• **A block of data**
* * *
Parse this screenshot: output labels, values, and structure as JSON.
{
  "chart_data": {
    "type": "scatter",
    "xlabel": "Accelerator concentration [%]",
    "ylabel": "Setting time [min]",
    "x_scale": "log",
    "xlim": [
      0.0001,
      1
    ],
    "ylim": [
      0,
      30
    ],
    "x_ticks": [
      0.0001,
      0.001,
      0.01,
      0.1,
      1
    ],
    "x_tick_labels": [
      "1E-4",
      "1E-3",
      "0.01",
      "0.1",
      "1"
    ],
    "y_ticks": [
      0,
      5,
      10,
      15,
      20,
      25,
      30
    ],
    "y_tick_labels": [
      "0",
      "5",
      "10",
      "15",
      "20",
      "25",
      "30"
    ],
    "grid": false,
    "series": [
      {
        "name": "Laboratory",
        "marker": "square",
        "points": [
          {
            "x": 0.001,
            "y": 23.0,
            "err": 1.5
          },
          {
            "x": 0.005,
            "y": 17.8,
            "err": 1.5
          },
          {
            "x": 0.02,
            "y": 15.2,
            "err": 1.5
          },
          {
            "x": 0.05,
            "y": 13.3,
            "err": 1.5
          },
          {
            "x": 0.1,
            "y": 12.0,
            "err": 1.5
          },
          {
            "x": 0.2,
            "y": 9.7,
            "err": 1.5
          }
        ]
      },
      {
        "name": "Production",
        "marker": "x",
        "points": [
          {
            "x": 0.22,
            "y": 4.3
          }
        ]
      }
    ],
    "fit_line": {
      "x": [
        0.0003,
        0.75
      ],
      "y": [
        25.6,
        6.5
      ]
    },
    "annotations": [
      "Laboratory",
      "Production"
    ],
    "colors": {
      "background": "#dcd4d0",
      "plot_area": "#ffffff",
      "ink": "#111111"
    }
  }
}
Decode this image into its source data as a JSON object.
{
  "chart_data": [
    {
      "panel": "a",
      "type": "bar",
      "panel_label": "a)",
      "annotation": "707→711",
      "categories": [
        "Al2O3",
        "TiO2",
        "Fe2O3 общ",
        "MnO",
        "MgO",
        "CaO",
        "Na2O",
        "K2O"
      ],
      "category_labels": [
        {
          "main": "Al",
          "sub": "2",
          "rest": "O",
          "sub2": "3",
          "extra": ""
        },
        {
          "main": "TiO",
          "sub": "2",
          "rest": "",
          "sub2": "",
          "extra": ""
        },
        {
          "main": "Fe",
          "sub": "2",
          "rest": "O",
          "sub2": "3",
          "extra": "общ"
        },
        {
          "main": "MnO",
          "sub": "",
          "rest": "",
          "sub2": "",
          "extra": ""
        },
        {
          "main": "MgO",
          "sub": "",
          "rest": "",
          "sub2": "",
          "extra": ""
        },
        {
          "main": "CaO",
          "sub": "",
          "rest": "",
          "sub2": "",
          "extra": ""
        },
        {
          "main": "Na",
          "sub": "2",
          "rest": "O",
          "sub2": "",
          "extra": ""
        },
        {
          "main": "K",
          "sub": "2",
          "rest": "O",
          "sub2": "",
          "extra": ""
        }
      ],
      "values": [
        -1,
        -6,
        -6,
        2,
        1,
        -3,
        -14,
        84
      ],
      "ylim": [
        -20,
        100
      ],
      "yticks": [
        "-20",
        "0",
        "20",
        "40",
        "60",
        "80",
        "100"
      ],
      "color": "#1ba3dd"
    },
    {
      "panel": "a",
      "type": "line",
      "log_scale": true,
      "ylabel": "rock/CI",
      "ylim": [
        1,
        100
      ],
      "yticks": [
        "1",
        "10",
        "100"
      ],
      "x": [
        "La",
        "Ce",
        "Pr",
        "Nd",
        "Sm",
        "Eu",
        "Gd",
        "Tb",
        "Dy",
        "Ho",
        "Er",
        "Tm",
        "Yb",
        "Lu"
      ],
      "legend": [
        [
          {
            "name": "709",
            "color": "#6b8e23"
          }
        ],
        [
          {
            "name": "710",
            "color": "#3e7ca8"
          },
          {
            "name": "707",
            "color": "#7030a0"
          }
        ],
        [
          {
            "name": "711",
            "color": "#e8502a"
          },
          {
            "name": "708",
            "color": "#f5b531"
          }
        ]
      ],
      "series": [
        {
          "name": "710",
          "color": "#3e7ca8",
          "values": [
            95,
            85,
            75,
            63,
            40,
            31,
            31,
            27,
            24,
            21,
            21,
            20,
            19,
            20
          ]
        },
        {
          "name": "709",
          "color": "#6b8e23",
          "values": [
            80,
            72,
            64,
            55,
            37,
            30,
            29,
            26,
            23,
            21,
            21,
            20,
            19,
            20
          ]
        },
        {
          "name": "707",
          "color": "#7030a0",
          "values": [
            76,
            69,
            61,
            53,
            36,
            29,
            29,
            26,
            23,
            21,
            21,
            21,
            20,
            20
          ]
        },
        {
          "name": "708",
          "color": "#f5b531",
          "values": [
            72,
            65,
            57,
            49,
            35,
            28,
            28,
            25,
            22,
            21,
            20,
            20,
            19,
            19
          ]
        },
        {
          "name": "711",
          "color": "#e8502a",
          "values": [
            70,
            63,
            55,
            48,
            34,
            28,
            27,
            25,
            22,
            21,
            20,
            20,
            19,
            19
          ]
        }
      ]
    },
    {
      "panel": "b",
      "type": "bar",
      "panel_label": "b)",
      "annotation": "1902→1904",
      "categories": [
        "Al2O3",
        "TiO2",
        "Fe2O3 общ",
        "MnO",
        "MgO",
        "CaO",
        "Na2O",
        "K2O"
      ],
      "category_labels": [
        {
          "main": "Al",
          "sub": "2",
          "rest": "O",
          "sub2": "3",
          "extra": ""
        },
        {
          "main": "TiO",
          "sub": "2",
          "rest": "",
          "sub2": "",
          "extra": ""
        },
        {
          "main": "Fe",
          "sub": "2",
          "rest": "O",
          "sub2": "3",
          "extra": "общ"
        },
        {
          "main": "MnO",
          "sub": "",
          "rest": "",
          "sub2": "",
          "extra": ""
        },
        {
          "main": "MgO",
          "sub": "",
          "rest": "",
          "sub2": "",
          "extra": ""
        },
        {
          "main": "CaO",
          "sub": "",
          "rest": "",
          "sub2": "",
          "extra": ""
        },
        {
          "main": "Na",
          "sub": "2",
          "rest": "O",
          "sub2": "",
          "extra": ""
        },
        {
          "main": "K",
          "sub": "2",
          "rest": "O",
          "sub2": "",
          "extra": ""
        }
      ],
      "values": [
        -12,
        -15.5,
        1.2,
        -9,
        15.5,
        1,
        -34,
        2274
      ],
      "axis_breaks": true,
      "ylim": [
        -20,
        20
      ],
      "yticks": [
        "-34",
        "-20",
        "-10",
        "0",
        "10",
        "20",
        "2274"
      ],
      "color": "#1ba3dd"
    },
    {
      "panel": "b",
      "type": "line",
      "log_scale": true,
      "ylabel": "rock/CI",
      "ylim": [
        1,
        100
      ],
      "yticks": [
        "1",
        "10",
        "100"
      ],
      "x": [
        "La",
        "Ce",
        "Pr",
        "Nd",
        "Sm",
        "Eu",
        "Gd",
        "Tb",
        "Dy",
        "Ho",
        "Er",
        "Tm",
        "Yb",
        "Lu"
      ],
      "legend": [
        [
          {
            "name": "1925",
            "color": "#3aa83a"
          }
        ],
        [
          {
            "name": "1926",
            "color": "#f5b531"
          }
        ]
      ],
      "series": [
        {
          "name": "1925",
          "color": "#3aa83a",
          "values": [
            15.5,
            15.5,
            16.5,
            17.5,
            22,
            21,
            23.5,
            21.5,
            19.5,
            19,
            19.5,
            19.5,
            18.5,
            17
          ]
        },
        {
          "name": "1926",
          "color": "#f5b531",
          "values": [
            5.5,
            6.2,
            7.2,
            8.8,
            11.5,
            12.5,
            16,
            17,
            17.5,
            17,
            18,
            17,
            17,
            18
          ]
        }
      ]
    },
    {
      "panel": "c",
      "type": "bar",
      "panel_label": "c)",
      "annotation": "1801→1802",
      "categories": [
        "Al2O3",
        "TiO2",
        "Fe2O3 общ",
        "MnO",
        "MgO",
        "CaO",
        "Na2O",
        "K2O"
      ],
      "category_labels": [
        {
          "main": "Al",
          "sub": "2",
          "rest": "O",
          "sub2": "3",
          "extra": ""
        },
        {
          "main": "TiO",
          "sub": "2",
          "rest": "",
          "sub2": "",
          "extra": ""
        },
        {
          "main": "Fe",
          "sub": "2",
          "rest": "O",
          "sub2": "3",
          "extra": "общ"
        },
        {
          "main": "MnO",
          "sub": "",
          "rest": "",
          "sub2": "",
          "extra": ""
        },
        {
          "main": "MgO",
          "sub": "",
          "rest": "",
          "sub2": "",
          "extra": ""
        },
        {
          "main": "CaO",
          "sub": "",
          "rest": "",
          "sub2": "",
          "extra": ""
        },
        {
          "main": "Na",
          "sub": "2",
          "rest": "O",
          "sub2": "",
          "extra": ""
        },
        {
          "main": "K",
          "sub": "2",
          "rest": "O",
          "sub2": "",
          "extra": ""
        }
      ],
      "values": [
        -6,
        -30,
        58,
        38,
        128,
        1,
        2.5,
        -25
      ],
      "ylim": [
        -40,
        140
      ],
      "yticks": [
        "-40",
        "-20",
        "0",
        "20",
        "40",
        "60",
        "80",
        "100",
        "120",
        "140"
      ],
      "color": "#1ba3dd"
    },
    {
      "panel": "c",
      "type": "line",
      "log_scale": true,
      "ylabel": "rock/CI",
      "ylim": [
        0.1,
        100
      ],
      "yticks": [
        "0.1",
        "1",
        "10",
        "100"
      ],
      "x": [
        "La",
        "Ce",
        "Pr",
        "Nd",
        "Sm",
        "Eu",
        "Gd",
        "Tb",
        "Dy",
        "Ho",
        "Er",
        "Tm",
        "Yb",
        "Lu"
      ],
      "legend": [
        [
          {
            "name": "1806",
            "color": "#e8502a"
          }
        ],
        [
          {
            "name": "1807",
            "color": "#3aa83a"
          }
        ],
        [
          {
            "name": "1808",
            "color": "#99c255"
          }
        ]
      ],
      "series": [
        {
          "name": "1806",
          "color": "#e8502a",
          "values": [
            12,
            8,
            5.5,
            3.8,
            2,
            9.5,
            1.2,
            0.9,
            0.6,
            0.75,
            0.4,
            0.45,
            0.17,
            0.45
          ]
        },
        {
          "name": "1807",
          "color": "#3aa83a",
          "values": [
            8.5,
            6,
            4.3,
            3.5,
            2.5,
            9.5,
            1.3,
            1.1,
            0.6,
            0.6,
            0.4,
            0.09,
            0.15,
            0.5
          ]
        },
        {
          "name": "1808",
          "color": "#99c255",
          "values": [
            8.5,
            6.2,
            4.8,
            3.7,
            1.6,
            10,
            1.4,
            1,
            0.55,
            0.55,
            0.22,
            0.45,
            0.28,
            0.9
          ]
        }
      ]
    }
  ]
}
* * *
• **SHORT EXERCISE**
From the entries above, list each line with "this" in it.

• **WORKED ANSWER**
Parse this screenshot: output labels, values, and structure as JSON.
Decode this image into its source data as a JSON object.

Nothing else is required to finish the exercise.